Monotonous.org

Eitan’s Pitch

Mom Visit

September 11th, 2008 Filed under: Personal by Eitan

My mom is visiting me for the next few days. I’ll be showing her the sites, and introducing her to friends. So I guess I won’t be near the computer for the next few days. I guess it will be a fortified weekend.

No Comments »

Let’s all do it right the first time

August 25th, 2008 Filed under: Accessibility, Technology by Eitan

For the last month or so I have been plugging away and thinking of efficient and approachable ways for testing WAI-ARIA conformance across browsers. When Firefox first implemented ARIA there was plenty of hard work being done both by the Firefox developers and the assistive technology developers to assure that users will have a smooth experience when they encounter rich internet applications using Firefox. The accessible web experience is fortunately spreading with Webkit, Opera and IE working on their own ARIA implementations. What we really needed was an accessibility “acid test” to assure that these discrete implementations share enough in common so that screen readers and the likes will support all browsers with minimal blood sweat and tears.

● **Source material**

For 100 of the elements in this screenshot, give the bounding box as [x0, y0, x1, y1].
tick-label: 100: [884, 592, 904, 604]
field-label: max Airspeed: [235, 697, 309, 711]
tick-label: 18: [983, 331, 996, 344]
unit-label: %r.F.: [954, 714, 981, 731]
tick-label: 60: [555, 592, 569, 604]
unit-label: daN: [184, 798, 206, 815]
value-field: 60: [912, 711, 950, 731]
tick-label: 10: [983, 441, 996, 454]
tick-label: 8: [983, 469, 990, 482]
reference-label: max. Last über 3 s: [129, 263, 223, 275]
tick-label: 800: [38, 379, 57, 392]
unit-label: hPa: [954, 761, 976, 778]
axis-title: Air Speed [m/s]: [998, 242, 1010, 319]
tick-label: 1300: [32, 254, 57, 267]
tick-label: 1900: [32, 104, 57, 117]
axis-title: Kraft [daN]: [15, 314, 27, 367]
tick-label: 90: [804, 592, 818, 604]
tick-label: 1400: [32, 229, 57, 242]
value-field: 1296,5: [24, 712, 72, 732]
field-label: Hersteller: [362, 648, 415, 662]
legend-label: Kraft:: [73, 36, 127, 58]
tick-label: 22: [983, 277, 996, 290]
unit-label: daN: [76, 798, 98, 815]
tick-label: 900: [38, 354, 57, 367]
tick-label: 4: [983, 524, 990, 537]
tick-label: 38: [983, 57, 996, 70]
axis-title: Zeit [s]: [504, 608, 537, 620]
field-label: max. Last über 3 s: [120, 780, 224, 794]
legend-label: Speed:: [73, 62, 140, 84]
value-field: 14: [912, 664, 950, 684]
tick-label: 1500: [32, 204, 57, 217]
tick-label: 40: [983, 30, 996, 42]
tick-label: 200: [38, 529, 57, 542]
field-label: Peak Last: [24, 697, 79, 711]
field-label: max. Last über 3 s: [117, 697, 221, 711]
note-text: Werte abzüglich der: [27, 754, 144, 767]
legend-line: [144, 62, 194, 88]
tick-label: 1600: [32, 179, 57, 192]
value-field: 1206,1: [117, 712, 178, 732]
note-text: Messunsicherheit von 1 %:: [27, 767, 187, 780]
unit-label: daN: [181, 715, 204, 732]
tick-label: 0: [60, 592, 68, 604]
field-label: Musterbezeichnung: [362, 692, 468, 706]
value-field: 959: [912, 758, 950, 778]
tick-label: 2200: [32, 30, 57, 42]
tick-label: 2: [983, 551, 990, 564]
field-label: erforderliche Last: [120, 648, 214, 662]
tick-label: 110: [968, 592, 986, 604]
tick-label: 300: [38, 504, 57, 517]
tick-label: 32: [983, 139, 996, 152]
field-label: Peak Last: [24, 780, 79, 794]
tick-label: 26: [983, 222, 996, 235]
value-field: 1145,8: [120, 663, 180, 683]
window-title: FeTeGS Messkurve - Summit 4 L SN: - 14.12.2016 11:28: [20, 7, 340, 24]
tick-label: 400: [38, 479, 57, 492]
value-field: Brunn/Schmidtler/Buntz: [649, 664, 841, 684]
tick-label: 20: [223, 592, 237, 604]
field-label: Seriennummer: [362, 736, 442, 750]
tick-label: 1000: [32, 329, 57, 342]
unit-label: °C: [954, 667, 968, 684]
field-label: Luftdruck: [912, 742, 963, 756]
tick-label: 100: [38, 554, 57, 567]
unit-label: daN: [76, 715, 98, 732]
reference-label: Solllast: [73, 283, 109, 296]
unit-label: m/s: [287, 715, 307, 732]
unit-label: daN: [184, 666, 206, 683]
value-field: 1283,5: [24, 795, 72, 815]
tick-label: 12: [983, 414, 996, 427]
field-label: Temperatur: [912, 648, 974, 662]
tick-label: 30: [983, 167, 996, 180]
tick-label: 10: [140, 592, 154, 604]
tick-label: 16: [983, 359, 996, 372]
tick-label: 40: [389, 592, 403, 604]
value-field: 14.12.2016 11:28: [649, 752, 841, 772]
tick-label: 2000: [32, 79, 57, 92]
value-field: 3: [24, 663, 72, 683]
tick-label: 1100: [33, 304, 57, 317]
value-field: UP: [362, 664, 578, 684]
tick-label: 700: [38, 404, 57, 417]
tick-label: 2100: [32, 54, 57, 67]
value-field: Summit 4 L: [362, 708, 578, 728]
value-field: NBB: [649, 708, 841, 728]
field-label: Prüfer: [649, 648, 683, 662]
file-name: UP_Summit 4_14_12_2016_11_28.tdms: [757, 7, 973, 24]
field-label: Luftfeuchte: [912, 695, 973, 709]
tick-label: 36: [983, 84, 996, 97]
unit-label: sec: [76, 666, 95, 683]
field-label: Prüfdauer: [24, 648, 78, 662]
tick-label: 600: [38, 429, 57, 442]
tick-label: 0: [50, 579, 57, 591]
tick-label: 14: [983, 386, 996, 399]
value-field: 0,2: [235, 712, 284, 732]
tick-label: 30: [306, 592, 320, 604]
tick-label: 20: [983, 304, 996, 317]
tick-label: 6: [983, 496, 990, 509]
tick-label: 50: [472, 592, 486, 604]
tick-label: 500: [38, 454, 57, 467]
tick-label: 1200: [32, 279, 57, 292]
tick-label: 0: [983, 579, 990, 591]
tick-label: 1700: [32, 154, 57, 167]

● **What to do**
Copy out the complete Monotonous.org blog text word for word. Rely only on the Monotonous.org blog text, not on the rows.

● **Response to this task**
Monotonous.org

Eitan’s Pitch

Mom Visit

September 11th, 2008 Filed under: Personal by Eitan

My mom is visiting me for the next few days. I’ll be showing her the sites, and introducing her to friends. So I guess I won’t be near the computer for the next few days. I guess it will be a fortified weekend.

No Comments »

Let’s all do it right the first time

August 25th, 2008 Filed under: Accessibility, Technology by Eitan

For the last month or so I have been plugging away and thinking of efficient and approachable ways for testing WAI-ARIA conformance across browsers. When Firefox first implemented ARIA there was plenty of hard work being done both by the Firefox developers and the assistive technology developers to assure that users will have a smooth experience when they encounter rich internet applications using Firefox. The accessible web experience is fortunately spreading with Webkit, Opera and IE working on their own ARIA implementations. What we really needed was an accessibility “acid test” to assure that these discrete implementations share enough in common so that screen readers and the likes will support all browsers with minimal blood sweat and tears.